* **WHAT YOU ARE ASKED TO DO**
Check each line of the records for "this"; collect those that have it.

* **RECORDED INFORMATION**
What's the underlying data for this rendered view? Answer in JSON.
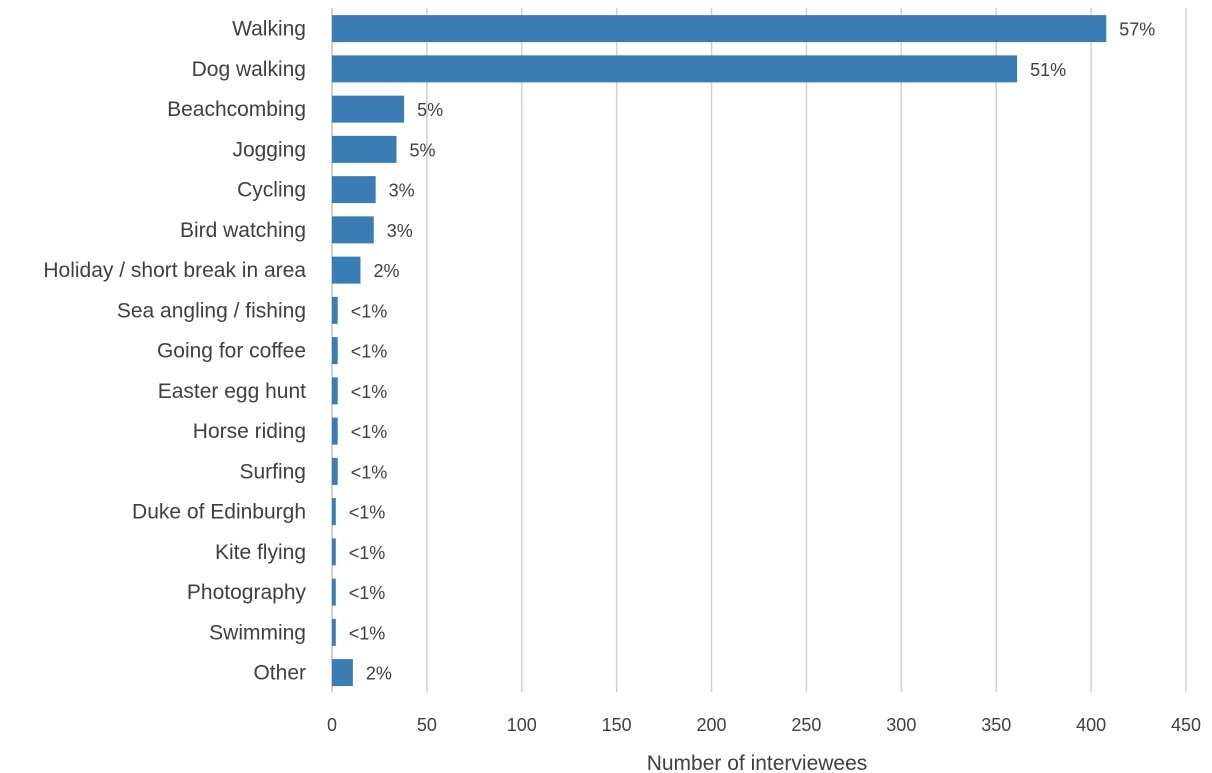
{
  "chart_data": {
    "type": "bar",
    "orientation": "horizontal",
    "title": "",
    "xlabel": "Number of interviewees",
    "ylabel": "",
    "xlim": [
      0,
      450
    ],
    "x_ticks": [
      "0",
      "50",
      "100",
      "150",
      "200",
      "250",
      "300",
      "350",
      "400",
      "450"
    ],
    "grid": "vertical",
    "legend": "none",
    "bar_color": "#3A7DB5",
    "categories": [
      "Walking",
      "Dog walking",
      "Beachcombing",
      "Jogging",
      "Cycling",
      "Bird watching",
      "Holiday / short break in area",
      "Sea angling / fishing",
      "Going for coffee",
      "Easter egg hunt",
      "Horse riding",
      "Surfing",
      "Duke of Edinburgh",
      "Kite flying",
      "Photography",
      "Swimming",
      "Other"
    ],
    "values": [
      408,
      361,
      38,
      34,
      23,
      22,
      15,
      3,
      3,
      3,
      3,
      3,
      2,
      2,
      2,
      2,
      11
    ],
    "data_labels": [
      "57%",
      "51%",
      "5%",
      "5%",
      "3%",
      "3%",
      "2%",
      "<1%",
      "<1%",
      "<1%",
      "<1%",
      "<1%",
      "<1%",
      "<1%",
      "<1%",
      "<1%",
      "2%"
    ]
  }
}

==

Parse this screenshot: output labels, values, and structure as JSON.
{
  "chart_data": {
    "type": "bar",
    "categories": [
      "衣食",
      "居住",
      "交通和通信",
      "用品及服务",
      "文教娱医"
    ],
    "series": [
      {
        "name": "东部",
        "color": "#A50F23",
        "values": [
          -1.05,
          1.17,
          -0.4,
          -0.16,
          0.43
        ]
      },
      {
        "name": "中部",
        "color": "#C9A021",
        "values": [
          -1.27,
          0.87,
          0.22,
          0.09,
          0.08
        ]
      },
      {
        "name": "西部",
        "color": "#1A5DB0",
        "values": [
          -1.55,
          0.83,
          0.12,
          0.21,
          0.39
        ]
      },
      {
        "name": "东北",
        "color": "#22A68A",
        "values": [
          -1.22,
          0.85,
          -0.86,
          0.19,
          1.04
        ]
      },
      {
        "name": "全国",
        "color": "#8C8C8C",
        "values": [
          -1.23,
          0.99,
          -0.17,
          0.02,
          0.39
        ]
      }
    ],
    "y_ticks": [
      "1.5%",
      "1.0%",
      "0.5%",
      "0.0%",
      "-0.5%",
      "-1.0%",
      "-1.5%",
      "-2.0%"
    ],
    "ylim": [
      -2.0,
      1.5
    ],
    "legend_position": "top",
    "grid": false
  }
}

* * *

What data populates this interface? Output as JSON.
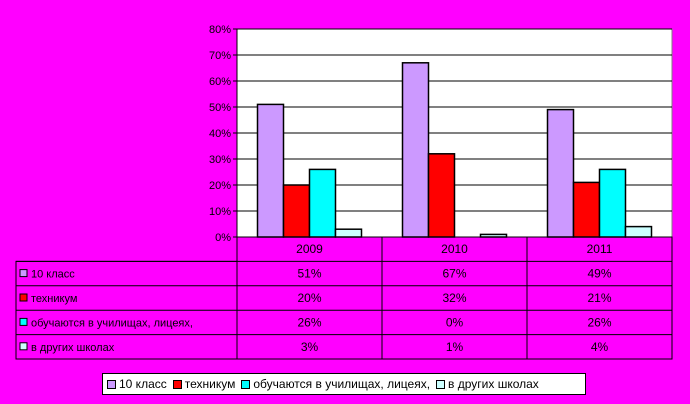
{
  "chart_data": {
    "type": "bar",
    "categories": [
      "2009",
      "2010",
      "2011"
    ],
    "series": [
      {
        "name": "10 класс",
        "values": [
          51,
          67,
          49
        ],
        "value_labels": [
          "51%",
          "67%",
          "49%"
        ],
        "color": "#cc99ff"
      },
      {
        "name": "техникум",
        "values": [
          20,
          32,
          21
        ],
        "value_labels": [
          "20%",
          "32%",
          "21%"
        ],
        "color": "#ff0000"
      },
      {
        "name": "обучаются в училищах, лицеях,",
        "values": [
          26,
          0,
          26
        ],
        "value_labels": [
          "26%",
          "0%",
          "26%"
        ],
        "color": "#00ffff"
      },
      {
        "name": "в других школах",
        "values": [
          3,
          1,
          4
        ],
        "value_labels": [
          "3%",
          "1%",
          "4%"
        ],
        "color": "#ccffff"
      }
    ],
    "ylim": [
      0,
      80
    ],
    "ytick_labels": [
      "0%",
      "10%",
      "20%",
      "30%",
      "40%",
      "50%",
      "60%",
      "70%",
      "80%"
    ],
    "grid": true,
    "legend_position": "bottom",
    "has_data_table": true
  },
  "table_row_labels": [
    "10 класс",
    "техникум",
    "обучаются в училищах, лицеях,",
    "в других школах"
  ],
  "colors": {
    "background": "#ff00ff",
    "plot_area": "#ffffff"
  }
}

* **WORKED SOLUTION**
What's the underlying data for this rendered view? Answer in JSON.
Parse this screenshot: output labels, values, and structure as JSON.
What data populates this interface? Output as JSON.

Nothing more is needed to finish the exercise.